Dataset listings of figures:
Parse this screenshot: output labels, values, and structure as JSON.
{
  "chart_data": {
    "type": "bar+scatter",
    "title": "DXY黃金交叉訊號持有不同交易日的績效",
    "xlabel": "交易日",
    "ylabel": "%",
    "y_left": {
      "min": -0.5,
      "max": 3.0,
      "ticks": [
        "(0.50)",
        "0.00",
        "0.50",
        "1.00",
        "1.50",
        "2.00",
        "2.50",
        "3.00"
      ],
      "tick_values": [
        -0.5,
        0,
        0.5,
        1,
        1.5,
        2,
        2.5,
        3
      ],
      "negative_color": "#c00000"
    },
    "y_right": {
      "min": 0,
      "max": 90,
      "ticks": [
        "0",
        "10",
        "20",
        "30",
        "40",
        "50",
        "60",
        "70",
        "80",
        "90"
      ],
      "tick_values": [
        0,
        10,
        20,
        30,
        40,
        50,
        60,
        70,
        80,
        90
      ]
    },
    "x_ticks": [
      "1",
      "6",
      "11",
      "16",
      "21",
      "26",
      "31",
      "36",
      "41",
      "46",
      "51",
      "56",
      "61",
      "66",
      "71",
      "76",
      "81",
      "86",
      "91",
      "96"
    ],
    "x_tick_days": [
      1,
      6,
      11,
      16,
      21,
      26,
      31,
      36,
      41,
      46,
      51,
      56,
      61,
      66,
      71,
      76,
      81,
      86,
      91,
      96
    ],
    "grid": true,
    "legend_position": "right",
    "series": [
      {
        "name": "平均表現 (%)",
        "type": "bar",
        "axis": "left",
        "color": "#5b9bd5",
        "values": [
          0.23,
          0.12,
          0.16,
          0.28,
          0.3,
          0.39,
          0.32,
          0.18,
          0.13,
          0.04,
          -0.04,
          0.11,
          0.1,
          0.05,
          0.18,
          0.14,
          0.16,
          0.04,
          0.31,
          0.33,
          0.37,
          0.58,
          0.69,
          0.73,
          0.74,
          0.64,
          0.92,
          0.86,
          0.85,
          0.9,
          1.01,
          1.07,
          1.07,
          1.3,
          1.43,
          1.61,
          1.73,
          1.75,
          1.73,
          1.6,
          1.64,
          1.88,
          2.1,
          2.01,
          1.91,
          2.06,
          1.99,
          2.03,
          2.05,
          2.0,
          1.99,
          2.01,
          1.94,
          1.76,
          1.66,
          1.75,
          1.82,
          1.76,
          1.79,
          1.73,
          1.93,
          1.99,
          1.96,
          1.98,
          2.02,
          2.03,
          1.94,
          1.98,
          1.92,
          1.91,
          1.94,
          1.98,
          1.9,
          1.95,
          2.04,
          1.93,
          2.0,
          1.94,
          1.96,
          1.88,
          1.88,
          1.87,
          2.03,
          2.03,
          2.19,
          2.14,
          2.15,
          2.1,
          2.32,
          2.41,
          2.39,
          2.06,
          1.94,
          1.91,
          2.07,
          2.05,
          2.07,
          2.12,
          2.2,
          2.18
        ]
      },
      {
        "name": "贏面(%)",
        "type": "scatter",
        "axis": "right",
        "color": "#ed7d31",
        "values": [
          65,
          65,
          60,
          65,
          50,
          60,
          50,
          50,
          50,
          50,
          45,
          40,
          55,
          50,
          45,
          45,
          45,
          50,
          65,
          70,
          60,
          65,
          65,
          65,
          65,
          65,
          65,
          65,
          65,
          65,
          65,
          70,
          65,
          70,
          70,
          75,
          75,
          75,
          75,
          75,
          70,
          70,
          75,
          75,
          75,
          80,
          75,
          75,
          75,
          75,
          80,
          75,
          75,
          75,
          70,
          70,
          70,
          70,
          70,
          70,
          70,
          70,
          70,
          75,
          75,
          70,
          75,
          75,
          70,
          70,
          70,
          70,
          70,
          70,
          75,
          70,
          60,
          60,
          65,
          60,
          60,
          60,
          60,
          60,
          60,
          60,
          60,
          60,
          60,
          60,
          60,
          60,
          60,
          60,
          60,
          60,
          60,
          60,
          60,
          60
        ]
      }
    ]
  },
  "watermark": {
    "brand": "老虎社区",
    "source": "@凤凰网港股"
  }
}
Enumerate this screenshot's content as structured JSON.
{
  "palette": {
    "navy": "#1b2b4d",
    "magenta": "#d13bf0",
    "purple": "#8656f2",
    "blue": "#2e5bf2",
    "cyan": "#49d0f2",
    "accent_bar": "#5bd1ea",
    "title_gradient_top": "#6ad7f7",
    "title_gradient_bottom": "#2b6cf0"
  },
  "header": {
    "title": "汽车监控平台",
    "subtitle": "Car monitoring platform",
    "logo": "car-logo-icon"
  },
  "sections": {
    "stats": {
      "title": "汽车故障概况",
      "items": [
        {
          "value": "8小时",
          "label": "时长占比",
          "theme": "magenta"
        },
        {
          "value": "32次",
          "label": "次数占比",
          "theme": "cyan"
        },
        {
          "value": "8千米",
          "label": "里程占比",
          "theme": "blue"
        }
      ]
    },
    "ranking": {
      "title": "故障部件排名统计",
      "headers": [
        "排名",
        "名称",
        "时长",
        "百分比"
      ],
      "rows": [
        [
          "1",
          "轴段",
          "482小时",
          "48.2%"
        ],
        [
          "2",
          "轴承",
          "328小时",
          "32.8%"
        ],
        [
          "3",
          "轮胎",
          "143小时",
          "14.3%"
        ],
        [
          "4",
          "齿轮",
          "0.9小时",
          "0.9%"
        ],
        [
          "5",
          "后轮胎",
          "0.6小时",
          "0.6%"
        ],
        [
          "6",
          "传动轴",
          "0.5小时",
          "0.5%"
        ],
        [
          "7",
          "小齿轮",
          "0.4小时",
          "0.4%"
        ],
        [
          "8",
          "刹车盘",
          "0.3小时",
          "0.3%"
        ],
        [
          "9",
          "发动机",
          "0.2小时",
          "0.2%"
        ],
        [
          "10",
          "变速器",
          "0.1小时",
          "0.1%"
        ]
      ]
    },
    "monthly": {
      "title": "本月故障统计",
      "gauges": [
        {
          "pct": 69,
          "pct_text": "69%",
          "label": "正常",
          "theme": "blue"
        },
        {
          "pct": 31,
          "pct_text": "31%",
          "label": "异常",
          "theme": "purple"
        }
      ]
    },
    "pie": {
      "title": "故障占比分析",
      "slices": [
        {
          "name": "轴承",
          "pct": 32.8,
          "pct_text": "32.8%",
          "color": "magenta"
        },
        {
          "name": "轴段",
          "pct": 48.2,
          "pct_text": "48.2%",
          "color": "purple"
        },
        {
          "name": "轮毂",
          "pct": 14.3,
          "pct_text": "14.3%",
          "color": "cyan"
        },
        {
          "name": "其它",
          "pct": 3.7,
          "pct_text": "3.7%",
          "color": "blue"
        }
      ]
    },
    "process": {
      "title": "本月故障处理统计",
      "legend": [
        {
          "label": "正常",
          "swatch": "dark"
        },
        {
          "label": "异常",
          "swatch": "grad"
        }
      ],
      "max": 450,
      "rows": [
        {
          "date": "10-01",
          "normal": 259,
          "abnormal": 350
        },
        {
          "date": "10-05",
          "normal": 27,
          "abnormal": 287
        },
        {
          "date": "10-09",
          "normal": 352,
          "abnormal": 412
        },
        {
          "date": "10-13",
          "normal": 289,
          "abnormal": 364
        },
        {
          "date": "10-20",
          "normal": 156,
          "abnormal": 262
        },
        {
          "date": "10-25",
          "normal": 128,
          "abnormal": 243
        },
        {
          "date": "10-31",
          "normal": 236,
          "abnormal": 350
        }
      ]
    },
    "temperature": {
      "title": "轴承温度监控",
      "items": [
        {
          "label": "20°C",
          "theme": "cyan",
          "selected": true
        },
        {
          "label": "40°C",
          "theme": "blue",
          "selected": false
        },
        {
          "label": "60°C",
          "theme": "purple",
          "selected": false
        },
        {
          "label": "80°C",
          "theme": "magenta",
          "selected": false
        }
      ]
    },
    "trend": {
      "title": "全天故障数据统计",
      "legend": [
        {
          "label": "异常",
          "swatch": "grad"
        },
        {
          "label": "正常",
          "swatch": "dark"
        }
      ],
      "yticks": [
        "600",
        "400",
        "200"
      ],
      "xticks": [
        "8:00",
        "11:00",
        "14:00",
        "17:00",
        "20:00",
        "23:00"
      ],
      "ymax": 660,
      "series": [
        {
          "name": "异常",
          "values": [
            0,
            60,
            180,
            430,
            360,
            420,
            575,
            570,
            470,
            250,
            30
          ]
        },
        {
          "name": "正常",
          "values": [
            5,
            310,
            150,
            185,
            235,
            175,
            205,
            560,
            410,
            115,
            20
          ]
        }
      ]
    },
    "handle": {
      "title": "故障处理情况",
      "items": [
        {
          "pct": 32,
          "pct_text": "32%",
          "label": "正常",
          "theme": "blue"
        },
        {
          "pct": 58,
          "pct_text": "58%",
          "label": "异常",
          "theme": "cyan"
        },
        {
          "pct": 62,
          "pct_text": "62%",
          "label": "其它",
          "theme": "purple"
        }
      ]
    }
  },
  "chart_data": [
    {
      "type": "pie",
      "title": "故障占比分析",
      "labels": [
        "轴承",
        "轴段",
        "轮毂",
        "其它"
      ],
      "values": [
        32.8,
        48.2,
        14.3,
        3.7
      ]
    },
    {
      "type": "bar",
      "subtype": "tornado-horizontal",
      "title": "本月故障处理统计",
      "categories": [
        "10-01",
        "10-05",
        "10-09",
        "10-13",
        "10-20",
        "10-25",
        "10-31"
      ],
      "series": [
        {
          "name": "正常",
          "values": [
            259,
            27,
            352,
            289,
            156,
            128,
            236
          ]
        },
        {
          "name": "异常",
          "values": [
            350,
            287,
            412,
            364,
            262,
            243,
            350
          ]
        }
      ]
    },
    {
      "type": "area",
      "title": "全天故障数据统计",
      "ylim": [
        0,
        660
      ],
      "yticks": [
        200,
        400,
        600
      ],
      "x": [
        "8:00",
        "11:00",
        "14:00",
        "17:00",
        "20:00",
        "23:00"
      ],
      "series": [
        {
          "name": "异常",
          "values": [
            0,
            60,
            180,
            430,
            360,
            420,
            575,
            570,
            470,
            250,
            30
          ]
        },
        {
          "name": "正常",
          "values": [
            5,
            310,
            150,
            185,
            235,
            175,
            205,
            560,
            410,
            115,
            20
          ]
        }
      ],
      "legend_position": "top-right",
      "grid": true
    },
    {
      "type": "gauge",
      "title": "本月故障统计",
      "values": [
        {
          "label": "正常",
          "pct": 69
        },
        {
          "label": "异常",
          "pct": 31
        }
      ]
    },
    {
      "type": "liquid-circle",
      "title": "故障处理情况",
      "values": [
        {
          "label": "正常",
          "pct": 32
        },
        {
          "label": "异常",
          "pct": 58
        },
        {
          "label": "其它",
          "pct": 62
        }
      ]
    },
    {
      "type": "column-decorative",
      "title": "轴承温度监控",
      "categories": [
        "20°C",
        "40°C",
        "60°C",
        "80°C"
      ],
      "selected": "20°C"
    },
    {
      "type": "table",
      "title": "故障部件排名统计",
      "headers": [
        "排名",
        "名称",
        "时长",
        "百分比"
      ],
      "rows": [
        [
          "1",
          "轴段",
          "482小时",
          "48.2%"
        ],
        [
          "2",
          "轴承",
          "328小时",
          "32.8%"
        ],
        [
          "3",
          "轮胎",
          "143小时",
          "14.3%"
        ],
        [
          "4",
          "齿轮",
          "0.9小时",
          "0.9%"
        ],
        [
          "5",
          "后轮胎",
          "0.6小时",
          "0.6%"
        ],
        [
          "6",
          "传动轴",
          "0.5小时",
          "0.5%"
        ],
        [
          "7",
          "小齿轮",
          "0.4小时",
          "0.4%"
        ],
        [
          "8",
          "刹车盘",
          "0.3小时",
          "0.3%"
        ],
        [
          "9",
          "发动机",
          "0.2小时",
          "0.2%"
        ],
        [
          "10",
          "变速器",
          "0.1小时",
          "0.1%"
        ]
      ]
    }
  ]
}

## WRITTEN EXERCISE
Search the records above for "cyan". Copy each line where it is found.

## SOLUTION FOR THIS TASK
    "cyan": "#49d0f2",
          "theme": "cyan"
          "color": "cyan"
          "theme": "cyan",
          "theme": "cyan"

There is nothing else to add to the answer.